> _What is expected_:
Give each line of the rows below as a JSON list of strings, with one string per line and blank lines omitted.

Labeled box records:
▬▬▬▬▬▬

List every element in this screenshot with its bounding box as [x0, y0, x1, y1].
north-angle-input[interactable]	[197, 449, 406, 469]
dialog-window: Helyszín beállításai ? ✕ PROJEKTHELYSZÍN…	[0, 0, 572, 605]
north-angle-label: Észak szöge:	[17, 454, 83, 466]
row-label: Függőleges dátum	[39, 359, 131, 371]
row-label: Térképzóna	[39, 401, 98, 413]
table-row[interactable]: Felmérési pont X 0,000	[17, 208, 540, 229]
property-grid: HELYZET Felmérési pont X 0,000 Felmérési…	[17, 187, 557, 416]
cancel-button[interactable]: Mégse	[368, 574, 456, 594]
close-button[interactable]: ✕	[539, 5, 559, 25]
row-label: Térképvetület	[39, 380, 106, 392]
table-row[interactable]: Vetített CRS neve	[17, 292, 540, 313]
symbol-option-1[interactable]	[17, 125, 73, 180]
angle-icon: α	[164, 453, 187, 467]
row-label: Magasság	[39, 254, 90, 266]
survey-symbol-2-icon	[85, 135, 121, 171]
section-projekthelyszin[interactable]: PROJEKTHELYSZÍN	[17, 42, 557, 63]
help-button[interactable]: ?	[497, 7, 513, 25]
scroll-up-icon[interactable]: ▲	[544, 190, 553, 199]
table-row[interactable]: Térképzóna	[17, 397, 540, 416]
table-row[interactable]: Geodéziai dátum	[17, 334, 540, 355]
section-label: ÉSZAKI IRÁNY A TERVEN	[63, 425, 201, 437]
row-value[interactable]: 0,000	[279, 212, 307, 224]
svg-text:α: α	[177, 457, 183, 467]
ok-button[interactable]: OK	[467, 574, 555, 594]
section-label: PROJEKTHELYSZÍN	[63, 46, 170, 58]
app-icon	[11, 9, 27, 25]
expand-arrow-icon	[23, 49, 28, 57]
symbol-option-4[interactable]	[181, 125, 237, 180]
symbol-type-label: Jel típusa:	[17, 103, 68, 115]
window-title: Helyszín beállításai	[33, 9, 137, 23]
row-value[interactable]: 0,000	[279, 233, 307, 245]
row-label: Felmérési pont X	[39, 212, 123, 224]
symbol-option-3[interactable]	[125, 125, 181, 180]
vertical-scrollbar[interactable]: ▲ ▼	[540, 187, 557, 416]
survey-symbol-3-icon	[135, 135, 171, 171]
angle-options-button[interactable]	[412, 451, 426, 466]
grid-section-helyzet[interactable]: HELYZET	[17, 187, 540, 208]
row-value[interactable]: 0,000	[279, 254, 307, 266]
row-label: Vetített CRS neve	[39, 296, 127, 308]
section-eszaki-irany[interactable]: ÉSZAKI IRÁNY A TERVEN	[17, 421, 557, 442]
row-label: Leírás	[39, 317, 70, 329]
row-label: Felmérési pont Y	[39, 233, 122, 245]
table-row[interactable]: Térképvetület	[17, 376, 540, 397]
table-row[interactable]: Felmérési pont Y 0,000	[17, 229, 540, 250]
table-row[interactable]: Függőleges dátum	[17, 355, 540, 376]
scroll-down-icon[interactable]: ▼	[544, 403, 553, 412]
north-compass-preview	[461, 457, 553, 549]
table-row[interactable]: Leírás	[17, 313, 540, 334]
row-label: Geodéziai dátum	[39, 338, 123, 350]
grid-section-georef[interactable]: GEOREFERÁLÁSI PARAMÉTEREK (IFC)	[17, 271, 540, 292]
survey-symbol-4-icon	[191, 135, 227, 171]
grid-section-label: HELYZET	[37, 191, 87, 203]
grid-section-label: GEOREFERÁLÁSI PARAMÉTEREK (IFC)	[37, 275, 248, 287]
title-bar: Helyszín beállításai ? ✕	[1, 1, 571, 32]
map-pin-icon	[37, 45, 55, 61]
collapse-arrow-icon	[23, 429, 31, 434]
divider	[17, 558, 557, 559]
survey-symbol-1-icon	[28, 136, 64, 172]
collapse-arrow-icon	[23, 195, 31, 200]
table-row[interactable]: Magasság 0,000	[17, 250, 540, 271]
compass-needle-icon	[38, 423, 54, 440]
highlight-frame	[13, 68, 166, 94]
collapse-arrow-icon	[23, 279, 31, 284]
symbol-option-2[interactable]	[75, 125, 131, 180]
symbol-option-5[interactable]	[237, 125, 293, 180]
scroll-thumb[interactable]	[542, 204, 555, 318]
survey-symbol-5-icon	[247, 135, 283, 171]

▬▬▬▬▬▬

> _Final result_:
[
  "List every element in this screenshot with its bounding box as [x0, y0, x1, y1].",
  "north-angle-input[interactable]\t[197, 449, 406, 469]",
  "dialog-window: Helyszín beállításai ? ✕ PROJEKTHELYSZÍN…\t[0, 0, 572, 605]",
  "north-angle-label: Észak szöge:\t[17, 454, 83, 466]",
  "row-label: Függőleges dátum\t[39, 359, 131, 371]",
  "row-label: Térképzóna\t[39, 401, 98, 413]",
  "table-row[interactable]: Felmérési pont X 0,000\t[17, 208, 540, 229]",
  "property-grid: HELYZET Felmérési pont X 0,000 Felmérési…\t[17, 187, 557, 416]",
  "cancel-button[interactable]: Mégse\t[368, 574, 456, 594]",
  "close-button[interactable]: ✕\t[539, 5, 559, 25]",
  "row-label: Térképvetület\t[39, 380, 106, 392]",
  "table-row[interactable]: Vetített CRS neve\t[17, 292, 540, 313]",
  "symbol-option-1[interactable]\t[17, 125, 73, 180]",
  "angle-icon: α\t[164, 453, 187, 467]",
  "row-label: Magasság\t[39, 254, 90, 266]",
  "survey-symbol-2-icon\t[85, 135, 121, 171]",
  "section-projekthelyszin[interactable]: PROJEKTHELYSZÍN\t[17, 42, 557, 63]",
  "help-button[interactable]: ?\t[497, 7, 513, 25]",
  "scroll-up-icon[interactable]: ▲\t[544, 190, 553, 199]",
  "table-row[interactable]: Térképzóna\t[17, 397, 540, 416]",
  "table-row[interactable]: Geodéziai dátum\t[17, 334, 540, 355]",
  "section-label: ÉSZAKI IRÁNY A TERVEN\t[63, 425, 201, 437]",
  "row-value[interactable]: 0,000\t[279, 212, 307, 224]",
  "svg-text:α: α\t[177, 457, 183, 467]",
  "ok-button[interactable]: OK\t[467, 574, 555, 594]",
  "section-label: PROJEKTHELYSZÍN\t[63, 46, 170, 58]",
  "app-icon\t[11, 9, 27, 25]",
  "expand-arrow-icon\t[23, 49, 28, 57]",
  "symbol-option-4[interactable]\t[181, 125, 237, 180]",
  "symbol-type-label: Jel típusa:\t[17, 103, 68, 115]",
  "window-title: Helyszín beállításai\t[33, 9, 137, 23]",
  "row-value[interactable]: 0,000\t[279, 233, 307, 245]",
  "row-label: Felmérési pont X\t[39, 212, 123, 224]",
  "symbol-option-3[interactable]\t[125, 125, 181, 180]",
  "vertical-scrollbar[interactable]: ▲ ▼\t[540, 187, 557, 416]",
  "survey-symbol-3-icon\t[135, 135, 171, 171]",
  "angle-options-button[interactable]\t[412, 451, 426, 466]",
  "grid-section-helyzet[interactable]: HELYZET\t[17, 187, 540, 208]",
  "row-value[interactable]: 0,000\t[279, 254, 307, 266]",
  "row-label: Vetített CRS neve\t[39, 296, 127, 308]",
  "section-eszaki-irany[interactable]: ÉSZAKI IRÁNY A TERVEN\t[17, 421, 557, 442]",
  "row-label: Leírás\t[39, 317, 70, 329]",
  "row-label: Felmérési pont Y\t[39, 233, 122, 245]",
  "table-row[interactable]: Térképvetület\t[17, 376, 540, 397]",
  "table-row[interactable]: Felmérési pont Y 0,000\t[17, 229, 540, 250]",
  "table-row[interactable]: Függőleges dátum\t[17, 355, 540, 376]",
  "scroll-down-icon[interactable]: ▼\t[544, 403, 553, 412]",
  "north-compass-preview\t[461, 457, 553, 549]",
  "table-row[interactable]: Leírás\t[17, 313, 540, 334]",
  "row-label: Geodéziai dátum\t[39, 338, 123, 350]",
  "grid-section-georef[interactable]: GEOREFERÁLÁSI PARAMÉTEREK (IFC)\t[17, 271, 540, 292]",
  "survey-symbol-4-icon\t[191, 135, 227, 171]",
  "grid-section-label: HELYZET\t[37, 191, 87, 203]",
  "grid-section-label: GEOREFERÁLÁSI PARAMÉTEREK (IFC)\t[37, 275, 248, 287]",
  "title-bar: Helyszín beállításai ? ✕\t[1, 1, 571, 32]",
  "map-pin-icon\t[37, 45, 55, 61]",
  "collapse-arrow-icon\t[23, 429, 31, 434]",
  "divider\t[17, 558, 557, 559]",
  "survey-symbol-1-icon\t[28, 136, 64, 172]",
  "collapse-arrow-icon\t[23, 195, 31, 200]",
  "table-row[interactable]: Magasság 0,000\t[17, 250, 540, 271]",
  "compass-needle-icon\t[38, 423, 54, 440]",
  "highlight-frame\t[13, 68, 166, 94]",
  "collapse-arrow-icon\t[23, 279, 31, 284]",
  "symbol-option-2[interactable]\t[75, 125, 131, 180]",
  "symbol-option-5[interactable]\t[237, 125, 293, 180]",
  "scroll-thumb[interactable]\t[542, 204, 555, 318]",
  "survey-symbol-5-icon\t[247, 135, 283, 171]"
]